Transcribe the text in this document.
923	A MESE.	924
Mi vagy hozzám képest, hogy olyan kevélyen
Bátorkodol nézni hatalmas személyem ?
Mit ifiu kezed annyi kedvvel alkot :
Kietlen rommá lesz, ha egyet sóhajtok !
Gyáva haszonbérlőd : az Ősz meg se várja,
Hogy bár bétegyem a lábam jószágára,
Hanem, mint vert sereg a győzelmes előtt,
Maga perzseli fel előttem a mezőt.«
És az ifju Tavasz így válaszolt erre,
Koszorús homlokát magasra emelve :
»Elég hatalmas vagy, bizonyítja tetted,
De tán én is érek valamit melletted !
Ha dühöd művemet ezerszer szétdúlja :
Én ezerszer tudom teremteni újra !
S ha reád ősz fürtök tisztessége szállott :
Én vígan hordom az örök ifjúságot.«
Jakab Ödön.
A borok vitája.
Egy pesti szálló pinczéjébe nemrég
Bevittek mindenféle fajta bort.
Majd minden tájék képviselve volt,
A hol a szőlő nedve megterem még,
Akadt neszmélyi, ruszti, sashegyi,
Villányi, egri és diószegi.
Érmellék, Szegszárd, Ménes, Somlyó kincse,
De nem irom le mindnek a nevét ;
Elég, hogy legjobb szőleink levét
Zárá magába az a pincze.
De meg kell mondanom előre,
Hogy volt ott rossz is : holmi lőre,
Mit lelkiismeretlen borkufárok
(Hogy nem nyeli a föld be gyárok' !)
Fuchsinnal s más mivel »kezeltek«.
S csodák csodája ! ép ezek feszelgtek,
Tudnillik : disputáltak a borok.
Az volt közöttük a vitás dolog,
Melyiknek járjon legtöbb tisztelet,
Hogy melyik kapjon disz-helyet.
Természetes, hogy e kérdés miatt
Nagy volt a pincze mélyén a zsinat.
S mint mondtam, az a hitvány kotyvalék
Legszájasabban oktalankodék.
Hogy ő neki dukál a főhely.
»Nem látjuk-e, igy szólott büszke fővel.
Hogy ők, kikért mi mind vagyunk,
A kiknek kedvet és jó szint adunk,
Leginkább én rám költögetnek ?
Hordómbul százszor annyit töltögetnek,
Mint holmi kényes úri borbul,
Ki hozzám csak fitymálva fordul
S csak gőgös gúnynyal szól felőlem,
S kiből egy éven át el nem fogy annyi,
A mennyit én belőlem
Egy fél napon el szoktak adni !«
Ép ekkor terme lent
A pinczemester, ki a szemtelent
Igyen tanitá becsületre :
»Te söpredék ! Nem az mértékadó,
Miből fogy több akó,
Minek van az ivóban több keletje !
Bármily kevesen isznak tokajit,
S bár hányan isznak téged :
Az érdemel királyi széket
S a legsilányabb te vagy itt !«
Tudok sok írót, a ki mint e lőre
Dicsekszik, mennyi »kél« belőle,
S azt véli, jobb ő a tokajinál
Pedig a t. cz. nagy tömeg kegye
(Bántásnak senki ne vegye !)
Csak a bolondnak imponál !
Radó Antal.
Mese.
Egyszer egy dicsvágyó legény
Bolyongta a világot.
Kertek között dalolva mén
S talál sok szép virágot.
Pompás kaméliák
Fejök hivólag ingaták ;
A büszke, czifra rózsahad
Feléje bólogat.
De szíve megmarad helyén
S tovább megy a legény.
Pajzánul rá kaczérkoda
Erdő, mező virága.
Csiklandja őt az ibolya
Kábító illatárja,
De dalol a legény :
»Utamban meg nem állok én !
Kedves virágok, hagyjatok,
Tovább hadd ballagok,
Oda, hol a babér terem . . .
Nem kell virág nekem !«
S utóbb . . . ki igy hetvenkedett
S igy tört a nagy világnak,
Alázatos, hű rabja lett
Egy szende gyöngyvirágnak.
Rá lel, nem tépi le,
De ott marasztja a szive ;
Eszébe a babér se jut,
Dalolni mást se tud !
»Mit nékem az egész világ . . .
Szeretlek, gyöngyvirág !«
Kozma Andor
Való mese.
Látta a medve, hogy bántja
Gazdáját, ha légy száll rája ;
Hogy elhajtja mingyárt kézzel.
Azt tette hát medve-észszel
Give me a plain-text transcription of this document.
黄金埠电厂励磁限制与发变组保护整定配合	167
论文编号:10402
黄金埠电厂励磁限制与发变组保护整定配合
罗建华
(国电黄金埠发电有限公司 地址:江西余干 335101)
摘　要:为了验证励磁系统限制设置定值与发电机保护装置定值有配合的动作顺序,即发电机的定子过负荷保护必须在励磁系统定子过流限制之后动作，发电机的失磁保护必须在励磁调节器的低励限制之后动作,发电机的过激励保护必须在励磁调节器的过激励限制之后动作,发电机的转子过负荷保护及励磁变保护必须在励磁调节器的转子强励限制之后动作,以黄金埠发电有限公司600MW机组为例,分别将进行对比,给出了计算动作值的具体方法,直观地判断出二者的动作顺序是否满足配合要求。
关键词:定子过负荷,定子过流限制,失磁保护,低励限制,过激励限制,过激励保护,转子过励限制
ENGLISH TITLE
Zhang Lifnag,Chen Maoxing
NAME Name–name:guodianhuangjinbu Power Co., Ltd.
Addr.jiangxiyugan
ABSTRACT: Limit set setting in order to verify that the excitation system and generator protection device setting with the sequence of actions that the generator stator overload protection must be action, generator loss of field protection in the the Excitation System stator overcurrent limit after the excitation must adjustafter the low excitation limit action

PROBLEM
All lines of the data above that include the word "hozzám" must be shown.

RESPONSE
Mi vagy hozzám képest, hogy olyan kevélyen
Ki hozzám csak fitymálva fordul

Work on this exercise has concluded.